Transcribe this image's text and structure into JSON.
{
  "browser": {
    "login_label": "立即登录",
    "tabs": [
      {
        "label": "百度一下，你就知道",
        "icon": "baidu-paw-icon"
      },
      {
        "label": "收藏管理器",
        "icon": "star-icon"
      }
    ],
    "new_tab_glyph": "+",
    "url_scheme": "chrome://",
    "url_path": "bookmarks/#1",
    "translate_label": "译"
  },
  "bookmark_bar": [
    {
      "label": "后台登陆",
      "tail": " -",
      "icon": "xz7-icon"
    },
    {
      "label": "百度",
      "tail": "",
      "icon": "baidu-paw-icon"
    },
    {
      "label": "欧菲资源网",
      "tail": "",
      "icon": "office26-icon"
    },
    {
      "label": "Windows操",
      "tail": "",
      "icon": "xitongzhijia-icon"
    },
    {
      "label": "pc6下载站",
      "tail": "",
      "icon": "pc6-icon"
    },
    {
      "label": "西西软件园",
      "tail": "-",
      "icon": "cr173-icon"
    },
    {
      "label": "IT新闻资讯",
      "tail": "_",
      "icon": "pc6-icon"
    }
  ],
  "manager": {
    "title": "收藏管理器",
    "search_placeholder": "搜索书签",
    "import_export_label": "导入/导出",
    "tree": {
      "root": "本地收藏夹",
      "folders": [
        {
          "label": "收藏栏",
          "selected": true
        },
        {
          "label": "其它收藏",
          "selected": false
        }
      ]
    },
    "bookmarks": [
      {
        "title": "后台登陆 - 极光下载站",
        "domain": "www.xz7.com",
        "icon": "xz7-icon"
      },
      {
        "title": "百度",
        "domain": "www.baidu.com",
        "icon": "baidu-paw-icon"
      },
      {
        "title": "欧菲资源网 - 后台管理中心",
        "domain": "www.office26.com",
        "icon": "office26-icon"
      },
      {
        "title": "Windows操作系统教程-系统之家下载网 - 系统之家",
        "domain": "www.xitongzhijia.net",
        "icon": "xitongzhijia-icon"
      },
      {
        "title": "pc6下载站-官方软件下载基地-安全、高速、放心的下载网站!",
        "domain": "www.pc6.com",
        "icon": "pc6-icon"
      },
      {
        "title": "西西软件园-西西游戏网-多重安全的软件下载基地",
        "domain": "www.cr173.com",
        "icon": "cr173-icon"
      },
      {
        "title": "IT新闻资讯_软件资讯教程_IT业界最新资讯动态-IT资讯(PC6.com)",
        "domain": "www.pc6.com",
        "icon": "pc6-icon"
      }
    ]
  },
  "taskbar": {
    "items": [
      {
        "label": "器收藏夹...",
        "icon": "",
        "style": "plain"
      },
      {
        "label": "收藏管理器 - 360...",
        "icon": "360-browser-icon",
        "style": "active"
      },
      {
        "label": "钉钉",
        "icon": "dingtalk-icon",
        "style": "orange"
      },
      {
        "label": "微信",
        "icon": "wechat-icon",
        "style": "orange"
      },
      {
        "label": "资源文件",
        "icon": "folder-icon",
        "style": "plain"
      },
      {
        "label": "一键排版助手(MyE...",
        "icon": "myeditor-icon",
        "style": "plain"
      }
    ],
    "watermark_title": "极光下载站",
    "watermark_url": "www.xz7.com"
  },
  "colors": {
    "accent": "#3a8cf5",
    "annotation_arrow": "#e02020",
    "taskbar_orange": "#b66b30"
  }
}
* * *
• _Direction_
All of the entries above must be quoted exactly.

• _Written response_
Transcribe this image's text and structure into JSON.
{
  "browser": {
    "login_label": "立即登录",
    "tabs": [
      {
        "label": "百度一下，你就知道",
        "icon": "baidu-paw-icon"
      },
      {
        "label": "收藏管理器",
        "icon": "star-icon"
      }
    ],
    "new_tab_glyph": "+",
    "url_scheme": "chrome://",
    "url_path": "bookmarks/#1",
    "translate_label": "译"
  },
  "bookmark_bar": [
    {
      "label": "后台登陆",
      "tail": " -",
      "icon": "xz7-icon"
    },
    {
      "label": "百度",
      "tail": "",
      "icon": "baidu-paw-icon"
    },
    {
      "label": "欧菲资源网",
      "tail": "",
      "icon": "office26-icon"
    },
    {
      "label": "Windows操",
      "tail": "",
      "icon": "xitongzhijia-icon"
    },
    {
      "label": "pc6下载站",
      "tail": "",
      "icon": "pc6-icon"
    },
    {
      "label": "西西软件园",
      "tail": "-",
      "icon": "cr173-icon"
    },
    {
      "label": "IT新闻资讯",
      "tail": "_",
      "icon": "pc6-icon"
    }
  ],
  "manager": {
    "title": "收藏管理器",
    "search_placeholder": "搜索书签",
    "import_export_label": "导入/导出",
    "tree": {
      "root": "本地收藏夹",
      "folders": [
        {
          "label": "收藏栏",
          "selected": true
        },
        {
          "label": "其它收藏",
          "selected": false
        }
      ]
    },
    "bookmarks": [
      {
        "title": "后台登陆 - 极光下载站",
        "domain": "www.xz7.com",
        "icon": "xz7-icon"
      },
      {
        "title": "百度",
        "domain": "www.baidu.com",
        "icon": "baidu-paw-icon"
      },
      {
        "title": "欧菲资源网 - 后台管理中心",
        "domain": "www.office26.com",
        "icon": "office26-icon"
      },
      {
        "title": "Windows操作系统教程-系统之家下载网 - 系统之家",
        "domain": "www.xitongzhijia.net",
        "icon": "xitongzhijia-icon"
      },
      {
        "title": "pc6下载站-官方软件下载基地-安全、高速、放心的下载网站!",
        "domain": "www.pc6.com",
        "icon": "pc6-icon"
      },
      {
        "title": "西西软件园-西西游戏网-多重安全的软件下载基地",
        "domain": "www.cr173.com",
        "icon": "cr173-icon"
      },
      {
        "title": "IT新闻资讯_软件资讯教程_IT业界最新资讯动态-IT资讯(PC6.com)",
        "domain": "www.pc6.com",
        "icon": "pc6-icon"
      }
    ]
  },
  "taskbar": {
    "items": [
      {
        "label": "器收藏夹...",
        "icon": "",
        "style": "plain"
      },
      {
        "label": "收藏管理器 - 360...",
        "icon": "360-browser-icon",
        "style": "active"
      },
      {
        "label": "钉钉",
        "icon": "dingtalk-icon",
        "style": "orange"
      },
      {
        "label": "微信",
        "icon": "wechat-icon",
        "style": "orange"
      },
      {
        "label": "资源文件",
        "icon": "folder-icon",
        "style": "plain"
      },
      {
        "label": "一键排版助手(MyE...",
        "icon": "myeditor-icon",
        "style": "plain"
      }
    ],
    "watermark_title": "极光下载站",
    "watermark_url": "www.xz7.com"
  },
  "colors": {
    "accent": "#3a8cf5",
    "annotation_arrow": "#e02020",
    "taskbar_orange": "#b66b30"
  }
}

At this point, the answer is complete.